• [STATED EXERCISE] Copy out the rows below with every "check-icon" swapped for "checkmark-icon". Keep everything else the same.

• [Element and coordinate records]
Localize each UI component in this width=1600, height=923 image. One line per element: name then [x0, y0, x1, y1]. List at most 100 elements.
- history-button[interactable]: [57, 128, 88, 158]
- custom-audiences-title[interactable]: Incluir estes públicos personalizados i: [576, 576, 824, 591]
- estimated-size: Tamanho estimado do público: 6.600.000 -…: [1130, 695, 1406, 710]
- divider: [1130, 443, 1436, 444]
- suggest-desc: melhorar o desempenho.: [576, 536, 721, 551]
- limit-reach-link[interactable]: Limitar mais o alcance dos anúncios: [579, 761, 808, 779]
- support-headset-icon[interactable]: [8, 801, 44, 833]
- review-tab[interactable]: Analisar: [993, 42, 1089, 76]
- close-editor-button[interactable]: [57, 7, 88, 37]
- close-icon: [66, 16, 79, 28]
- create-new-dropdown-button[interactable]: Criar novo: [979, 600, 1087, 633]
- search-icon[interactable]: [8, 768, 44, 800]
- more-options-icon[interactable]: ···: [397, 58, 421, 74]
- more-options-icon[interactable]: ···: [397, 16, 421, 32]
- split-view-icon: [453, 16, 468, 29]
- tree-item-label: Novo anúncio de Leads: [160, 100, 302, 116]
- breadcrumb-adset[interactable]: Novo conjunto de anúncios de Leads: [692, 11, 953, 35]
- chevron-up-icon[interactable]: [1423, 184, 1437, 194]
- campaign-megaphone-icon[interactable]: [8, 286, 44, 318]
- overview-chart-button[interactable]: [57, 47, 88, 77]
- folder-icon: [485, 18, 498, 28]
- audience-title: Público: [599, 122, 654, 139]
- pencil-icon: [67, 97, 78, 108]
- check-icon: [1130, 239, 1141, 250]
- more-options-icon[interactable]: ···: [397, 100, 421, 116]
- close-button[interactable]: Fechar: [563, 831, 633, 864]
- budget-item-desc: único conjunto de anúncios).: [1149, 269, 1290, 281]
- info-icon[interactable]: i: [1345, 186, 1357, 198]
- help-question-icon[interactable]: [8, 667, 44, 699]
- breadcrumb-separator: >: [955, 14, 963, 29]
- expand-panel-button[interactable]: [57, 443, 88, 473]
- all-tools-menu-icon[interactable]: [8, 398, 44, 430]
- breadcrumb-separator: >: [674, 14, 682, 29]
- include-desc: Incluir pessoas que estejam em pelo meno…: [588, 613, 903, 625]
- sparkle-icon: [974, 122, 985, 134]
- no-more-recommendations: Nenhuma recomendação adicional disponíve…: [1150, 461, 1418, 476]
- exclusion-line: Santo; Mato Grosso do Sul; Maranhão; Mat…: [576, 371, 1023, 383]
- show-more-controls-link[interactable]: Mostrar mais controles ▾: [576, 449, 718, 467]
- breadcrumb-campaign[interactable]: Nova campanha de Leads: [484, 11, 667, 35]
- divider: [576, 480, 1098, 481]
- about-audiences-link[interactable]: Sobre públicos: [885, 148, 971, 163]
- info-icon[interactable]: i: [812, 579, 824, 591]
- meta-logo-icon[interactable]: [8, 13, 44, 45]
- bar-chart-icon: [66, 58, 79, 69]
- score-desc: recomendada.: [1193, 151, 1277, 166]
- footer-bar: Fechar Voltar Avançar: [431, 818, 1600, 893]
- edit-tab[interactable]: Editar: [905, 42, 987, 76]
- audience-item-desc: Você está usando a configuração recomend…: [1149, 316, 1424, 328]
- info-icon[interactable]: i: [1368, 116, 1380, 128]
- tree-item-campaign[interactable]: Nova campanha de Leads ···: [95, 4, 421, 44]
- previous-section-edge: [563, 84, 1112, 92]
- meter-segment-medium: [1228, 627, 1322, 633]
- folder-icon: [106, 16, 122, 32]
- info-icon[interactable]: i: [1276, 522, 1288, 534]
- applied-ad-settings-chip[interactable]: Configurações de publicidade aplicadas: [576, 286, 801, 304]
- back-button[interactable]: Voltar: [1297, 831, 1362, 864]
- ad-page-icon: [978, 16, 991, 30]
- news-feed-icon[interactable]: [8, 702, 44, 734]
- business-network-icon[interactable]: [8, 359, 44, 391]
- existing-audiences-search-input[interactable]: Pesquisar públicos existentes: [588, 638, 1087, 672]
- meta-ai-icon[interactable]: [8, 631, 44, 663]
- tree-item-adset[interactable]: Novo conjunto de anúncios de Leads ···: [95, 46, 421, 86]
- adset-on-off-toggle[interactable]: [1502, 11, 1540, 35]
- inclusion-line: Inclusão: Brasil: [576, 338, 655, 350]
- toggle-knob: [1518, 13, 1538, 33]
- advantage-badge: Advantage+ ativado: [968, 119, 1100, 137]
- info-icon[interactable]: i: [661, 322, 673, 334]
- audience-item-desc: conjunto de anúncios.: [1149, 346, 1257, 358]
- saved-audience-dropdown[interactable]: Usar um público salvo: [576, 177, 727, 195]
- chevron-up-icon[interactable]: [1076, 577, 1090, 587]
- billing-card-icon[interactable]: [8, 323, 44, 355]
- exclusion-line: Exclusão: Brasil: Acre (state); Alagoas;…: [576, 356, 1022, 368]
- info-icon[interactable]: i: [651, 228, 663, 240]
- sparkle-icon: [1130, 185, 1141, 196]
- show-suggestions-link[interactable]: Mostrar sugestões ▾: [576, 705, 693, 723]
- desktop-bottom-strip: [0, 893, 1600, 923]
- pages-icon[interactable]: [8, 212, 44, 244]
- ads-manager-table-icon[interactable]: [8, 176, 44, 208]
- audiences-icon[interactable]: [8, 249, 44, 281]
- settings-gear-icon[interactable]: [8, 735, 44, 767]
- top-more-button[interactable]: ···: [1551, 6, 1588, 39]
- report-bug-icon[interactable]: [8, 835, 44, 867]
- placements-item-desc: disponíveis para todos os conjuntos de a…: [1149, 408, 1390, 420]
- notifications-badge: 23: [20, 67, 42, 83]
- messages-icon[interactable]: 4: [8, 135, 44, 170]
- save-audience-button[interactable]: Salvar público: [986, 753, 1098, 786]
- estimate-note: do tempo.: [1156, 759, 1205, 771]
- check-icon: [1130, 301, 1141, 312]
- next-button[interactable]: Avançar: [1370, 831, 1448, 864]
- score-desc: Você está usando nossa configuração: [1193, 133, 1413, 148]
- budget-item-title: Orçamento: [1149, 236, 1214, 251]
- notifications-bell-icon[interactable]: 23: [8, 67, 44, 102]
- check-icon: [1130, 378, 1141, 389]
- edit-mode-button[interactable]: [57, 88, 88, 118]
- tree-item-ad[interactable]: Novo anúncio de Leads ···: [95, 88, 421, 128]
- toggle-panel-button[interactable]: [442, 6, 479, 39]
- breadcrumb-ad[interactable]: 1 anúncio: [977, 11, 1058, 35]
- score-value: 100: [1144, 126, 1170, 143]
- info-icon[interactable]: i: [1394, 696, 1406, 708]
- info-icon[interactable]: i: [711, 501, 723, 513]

• [EXERCISE OUTPUT]
Localize each UI component in this width=1600, height=923 image. One line per element: name then [x0, y0, x1, y1]. List at most 100 elements.
- history-button[interactable]: [57, 128, 88, 158]
- custom-audiences-title[interactable]: Incluir estes públicos personalizados i: [576, 576, 824, 591]
- estimated-size: Tamanho estimado do público: 6.600.000 -…: [1130, 695, 1406, 710]
- divider: [1130, 443, 1436, 444]
- suggest-desc: melhorar o desempenho.: [576, 536, 721, 551]
- limit-reach-link[interactable]: Limitar mais o alcance dos anúncios: [579, 761, 808, 779]
- support-headset-icon[interactable]: [8, 801, 44, 833]
- review-tab[interactable]: Analisar: [993, 42, 1089, 76]
- close-editor-button[interactable]: [57, 7, 88, 37]
- close-icon: [66, 16, 79, 28]
- create-new-dropdown-button[interactable]: Criar novo: [979, 600, 1087, 633]
- search-icon[interactable]: [8, 768, 44, 800]
- more-options-icon[interactable]: ···: [397, 58, 421, 74]
- more-options-icon[interactable]: ···: [397, 16, 421, 32]
- split-view-icon: [453, 16, 468, 29]
- tree-item-label: Novo anúncio de Leads: [160, 100, 302, 116]
- breadcrumb-adset[interactable]: Novo conjunto de anúncios de Leads: [692, 11, 953, 35]
- chevron-up-icon[interactable]: [1423, 184, 1437, 194]
- campaign-megaphone-icon[interactable]: [8, 286, 44, 318]
- overview-chart-button[interactable]: [57, 47, 88, 77]
- folder-icon: [485, 18, 498, 28]
- audience-title: Público: [599, 122, 654, 139]
- pencil-icon: [67, 97, 78, 108]
- checkmark-icon: [1130, 239, 1141, 250]
- more-options-icon[interactable]: ···: [397, 100, 421, 116]
- close-button[interactable]: Fechar: [563, 831, 633, 864]
- budget-item-desc: único conjunto de anúncios).: [1149, 269, 1290, 281]
- info-icon[interactable]: i: [1345, 186, 1357, 198]
- help-question-icon[interactable]: [8, 667, 44, 699]
- breadcrumb-separator: >: [955, 14, 963, 29]
- expand-panel-button[interactable]: [57, 443, 88, 473]
- all-tools-menu-icon[interactable]: [8, 398, 44, 430]
- breadcrumb-separator: >: [674, 14, 682, 29]
- include-desc: Incluir pessoas que estejam em pelo meno…: [588, 613, 903, 625]
- sparkle-icon: [974, 122, 985, 134]
- no-more-recommendations: Nenhuma recomendação adicional disponíve…: [1150, 461, 1418, 476]
- exclusion-line: Santo; Mato Grosso do Sul; Maranhão; Mat…: [576, 371, 1023, 383]
- show-more-controls-link[interactable]: Mostrar mais controles ▾: [576, 449, 718, 467]
- breadcrumb-campaign[interactable]: Nova campanha de Leads: [484, 11, 667, 35]
- divider: [576, 480, 1098, 481]
- about-audiences-link[interactable]: Sobre públicos: [885, 148, 971, 163]
- info-icon[interactable]: i: [812, 579, 824, 591]
- meta-logo-icon[interactable]: [8, 13, 44, 45]
- bar-chart-icon: [66, 58, 79, 69]
- score-desc: recomendada.: [1193, 151, 1277, 166]
- footer-bar: Fechar Voltar Avançar: [431, 818, 1600, 893]
- edit-tab[interactable]: Editar: [905, 42, 987, 76]
- audience-item-desc: Você está usando a configuração recomend…: [1149, 316, 1424, 328]
- info-icon[interactable]: i: [1368, 116, 1380, 128]
- tree-item-campaign[interactable]: Nova campanha de Leads ···: [95, 4, 421, 44]
- previous-section-edge: [563, 84, 1112, 92]
- meter-segment-medium: [1228, 627, 1322, 633]
- folder-icon: [106, 16, 122, 32]
- info-icon[interactable]: i: [1276, 522, 1288, 534]
- applied-ad-settings-chip[interactable]: Configurações de publicidade aplicadas: [576, 286, 801, 304]
- back-button[interactable]: Voltar: [1297, 831, 1362, 864]
- ad-page-icon: [978, 16, 991, 30]
- news-feed-icon[interactable]: [8, 702, 44, 734]
- business-network-icon[interactable]: [8, 359, 44, 391]
- existing-audiences-search-input[interactable]: Pesquisar públicos existentes: [588, 638, 1087, 672]
- meta-ai-icon[interactable]: [8, 631, 44, 663]
- tree-item-adset[interactable]: Novo conjunto de anúncios de Leads ···: [95, 46, 421, 86]
- adset-on-off-toggle[interactable]: [1502, 11, 1540, 35]
- inclusion-line: Inclusão: Brasil: [576, 338, 655, 350]
- toggle-knob: [1518, 13, 1538, 33]
- advantage-badge: Advantage+ ativado: [968, 119, 1100, 137]
- info-icon[interactable]: i: [661, 322, 673, 334]
- audience-item-desc: conjunto de anúncios.: [1149, 346, 1257, 358]
- saved-audience-dropdown[interactable]: Usar um público salvo: [576, 177, 727, 195]
- chevron-up-icon[interactable]: [1076, 577, 1090, 587]
- billing-card-icon[interactable]: [8, 323, 44, 355]
- exclusion-line: Exclusão: Brasil: Acre (state); Alagoas;…: [576, 356, 1022, 368]
- info-icon[interactable]: i: [651, 228, 663, 240]
- sparkle-icon: [1130, 185, 1141, 196]
- show-suggestions-link[interactable]: Mostrar sugestões ▾: [576, 705, 693, 723]
- desktop-bottom-strip: [0, 893, 1600, 923]
- pages-icon[interactable]: [8, 212, 44, 244]
- ads-manager-table-icon[interactable]: [8, 176, 44, 208]
- audiences-icon[interactable]: [8, 249, 44, 281]
- settings-gear-icon[interactable]: [8, 735, 44, 767]
- top-more-button[interactable]: ···: [1551, 6, 1588, 39]
- report-bug-icon[interactable]: [8, 835, 44, 867]
- placements-item-desc: disponíveis para todos os conjuntos de a…: [1149, 408, 1390, 420]
- notifications-badge: 23: [20, 67, 42, 83]
- messages-icon[interactable]: 4: [8, 135, 44, 170]
- save-audience-button[interactable]: Salvar público: [986, 753, 1098, 786]
- estimate-note: do tempo.: [1156, 759, 1205, 771]
- checkmark-icon: [1130, 301, 1141, 312]
- next-button[interactable]: Avançar: [1370, 831, 1448, 864]
- score-desc: Você está usando nossa configuração: [1193, 133, 1413, 148]
- budget-item-title: Orçamento: [1149, 236, 1214, 251]
- notifications-bell-icon[interactable]: 23: [8, 67, 44, 102]
- checkmark-icon: [1130, 378, 1141, 389]
- edit-mode-button[interactable]: [57, 88, 88, 118]
- tree-item-ad[interactable]: Novo anúncio de Leads ···: [95, 88, 421, 128]
- toggle-panel-button[interactable]: [442, 6, 479, 39]
- breadcrumb-ad[interactable]: 1 anúncio: [977, 11, 1058, 35]
- score-value: 100: [1144, 126, 1170, 143]
- info-icon[interactable]: i: [1394, 696, 1406, 708]
- info-icon[interactable]: i: [711, 501, 723, 513]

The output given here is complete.